# [EXTRAIT À LIRE]
_____
LE BLOG DE GEORGES MORÉAS

Affaire Jubillar : un meurtre sans cadavre ?

L’infirmière de 33 ans Delphine Jubillar a disparu de sa maison de Cagnac-les-Mines, commune rurale du Tarn, dans la nuit du 15 au 16 décembre 2020. Son mari, Cédric Jubillar, a été mis en examen six mois plus tard pour meurtre aggravé ; et écroué, notamment « pour protéger les indices et les preuves éventuelles de son crime ».  Ses avocats, qui fustigent les lenteurs de l’instruction, viennent de demander sa remise en liberté.

Ceci n’est pas un oiseau

Rendre la justice, c’est oublier ses a priori, ses émotions, ses certitudes ou celles des enquêteurs, les complaintes des médias et des réseaux sociaux… pour ne s’en tenir qu’aux faits, qu’ils soient à charge ou à décharge, dans la ligne du code de procédure pénale.

Je disserte sur ce blog, mais je ne rends pas la justice.

Si les magistrats ont la conviction de la culpabilité de Cédric Jubillar, au point de le placer derrière les barreaux, personne à ce jour ne peut objectivement écrire le scénario du crime. Sauf à imaginer un machiavélisme de polar, comment concevoir que ce jeune homme a pu tuer son épouse et fait disparaître son corps et toutes traces de son acte en l’espace de quelques heures ?

Et pourtant, son comportement et les circonstances de cette disparition ont immédiatement intrigué les gendarmes. Les recherches pour retrouver la jeune femme étant demeurées vaines, à défaut de charge, ils lui ont laissé la bride sur le cou, le surveillant étroitement, guettant la faute, la confidence… Mais il semble bien qu’ils aient fait chou-blanc. C’est donc au vu d’éléments ténus qu’il a été écroué. Avec un gros point d’interrogation : où est passé le corps de la victime ?
_____
[Enregistrements bruts]

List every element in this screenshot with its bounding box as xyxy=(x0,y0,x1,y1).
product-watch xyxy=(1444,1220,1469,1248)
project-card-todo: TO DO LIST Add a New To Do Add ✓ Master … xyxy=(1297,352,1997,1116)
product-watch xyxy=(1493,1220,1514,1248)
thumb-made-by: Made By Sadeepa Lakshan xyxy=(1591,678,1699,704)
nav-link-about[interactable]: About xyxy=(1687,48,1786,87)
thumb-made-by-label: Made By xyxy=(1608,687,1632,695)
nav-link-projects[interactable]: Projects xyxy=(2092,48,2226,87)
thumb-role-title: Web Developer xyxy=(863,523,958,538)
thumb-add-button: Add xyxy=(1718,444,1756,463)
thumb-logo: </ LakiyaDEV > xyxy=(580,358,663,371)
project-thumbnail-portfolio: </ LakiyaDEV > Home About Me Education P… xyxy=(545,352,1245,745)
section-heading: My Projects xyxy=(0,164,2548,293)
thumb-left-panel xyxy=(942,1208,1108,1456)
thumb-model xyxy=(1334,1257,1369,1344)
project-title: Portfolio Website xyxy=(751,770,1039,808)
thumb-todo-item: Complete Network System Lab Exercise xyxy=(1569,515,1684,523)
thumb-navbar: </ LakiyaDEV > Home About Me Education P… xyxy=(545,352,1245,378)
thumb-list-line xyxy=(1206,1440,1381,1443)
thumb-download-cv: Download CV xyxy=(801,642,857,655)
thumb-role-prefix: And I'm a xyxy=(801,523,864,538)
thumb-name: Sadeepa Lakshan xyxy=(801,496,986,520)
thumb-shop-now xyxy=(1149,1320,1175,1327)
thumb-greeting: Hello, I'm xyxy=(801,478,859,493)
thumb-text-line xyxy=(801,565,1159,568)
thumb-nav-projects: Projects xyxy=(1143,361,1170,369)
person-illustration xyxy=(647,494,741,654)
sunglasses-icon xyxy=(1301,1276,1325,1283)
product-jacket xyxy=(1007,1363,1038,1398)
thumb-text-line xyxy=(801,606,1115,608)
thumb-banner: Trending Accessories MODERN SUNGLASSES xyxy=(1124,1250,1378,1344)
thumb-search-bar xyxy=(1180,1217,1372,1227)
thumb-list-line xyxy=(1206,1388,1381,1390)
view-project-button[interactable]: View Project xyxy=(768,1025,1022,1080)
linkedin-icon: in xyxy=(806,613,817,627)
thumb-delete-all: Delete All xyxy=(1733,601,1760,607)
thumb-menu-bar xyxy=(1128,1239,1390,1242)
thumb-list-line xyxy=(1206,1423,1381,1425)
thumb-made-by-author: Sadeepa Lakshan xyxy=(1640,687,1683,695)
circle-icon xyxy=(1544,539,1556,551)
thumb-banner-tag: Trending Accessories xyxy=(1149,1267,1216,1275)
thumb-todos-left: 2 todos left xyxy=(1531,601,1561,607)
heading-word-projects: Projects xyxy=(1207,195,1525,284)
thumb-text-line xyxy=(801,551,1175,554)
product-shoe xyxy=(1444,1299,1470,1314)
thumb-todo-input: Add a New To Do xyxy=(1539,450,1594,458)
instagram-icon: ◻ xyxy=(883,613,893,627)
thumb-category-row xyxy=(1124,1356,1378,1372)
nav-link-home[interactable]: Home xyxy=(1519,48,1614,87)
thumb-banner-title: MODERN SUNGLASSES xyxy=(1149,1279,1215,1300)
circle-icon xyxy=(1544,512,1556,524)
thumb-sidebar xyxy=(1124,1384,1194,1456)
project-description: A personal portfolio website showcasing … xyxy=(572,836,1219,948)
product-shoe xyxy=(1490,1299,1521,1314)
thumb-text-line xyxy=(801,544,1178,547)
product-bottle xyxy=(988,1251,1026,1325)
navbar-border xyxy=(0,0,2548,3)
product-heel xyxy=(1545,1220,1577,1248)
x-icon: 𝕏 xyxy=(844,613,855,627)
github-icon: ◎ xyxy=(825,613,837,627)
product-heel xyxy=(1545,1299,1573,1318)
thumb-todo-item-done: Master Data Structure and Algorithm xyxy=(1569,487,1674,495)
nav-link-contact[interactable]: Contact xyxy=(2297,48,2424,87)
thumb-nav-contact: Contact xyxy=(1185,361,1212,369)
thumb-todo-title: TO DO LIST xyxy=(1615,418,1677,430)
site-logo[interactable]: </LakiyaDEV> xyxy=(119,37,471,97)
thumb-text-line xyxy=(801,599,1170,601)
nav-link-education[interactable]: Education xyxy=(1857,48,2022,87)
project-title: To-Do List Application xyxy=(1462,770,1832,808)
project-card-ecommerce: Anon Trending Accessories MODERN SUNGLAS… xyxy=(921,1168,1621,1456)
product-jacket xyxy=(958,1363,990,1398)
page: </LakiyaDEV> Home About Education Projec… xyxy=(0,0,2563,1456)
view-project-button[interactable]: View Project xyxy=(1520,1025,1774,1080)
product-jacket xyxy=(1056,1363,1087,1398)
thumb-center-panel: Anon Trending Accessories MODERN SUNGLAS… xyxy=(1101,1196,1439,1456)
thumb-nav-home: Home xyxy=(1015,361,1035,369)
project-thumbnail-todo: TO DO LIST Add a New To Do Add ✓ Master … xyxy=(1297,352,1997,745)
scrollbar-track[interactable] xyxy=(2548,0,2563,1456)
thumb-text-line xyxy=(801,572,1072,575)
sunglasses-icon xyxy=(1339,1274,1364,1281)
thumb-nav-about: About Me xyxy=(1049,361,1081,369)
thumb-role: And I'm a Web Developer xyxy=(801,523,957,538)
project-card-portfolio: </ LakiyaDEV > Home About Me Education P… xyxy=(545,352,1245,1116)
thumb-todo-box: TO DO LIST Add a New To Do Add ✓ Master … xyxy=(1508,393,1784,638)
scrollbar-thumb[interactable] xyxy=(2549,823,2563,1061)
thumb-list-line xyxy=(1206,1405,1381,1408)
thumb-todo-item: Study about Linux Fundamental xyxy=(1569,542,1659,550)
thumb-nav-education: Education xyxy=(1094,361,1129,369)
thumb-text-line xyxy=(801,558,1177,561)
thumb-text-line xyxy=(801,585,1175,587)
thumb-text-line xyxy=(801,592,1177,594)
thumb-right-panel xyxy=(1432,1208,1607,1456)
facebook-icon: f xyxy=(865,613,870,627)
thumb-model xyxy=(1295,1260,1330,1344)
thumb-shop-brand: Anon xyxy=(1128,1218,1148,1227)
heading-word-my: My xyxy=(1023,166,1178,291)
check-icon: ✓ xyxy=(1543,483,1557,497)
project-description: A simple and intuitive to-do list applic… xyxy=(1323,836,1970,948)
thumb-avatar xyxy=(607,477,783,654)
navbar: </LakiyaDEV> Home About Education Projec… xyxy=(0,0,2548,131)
_____
D'après le billet sur l'affaire Jubillar, au cours de quelle nuit Delphine Jubillar a-t-elle disparu de sa maison ? Ces enregistrements proviennent d'une autre source.

Dans la nuit du 15 au 16 décembre 2020.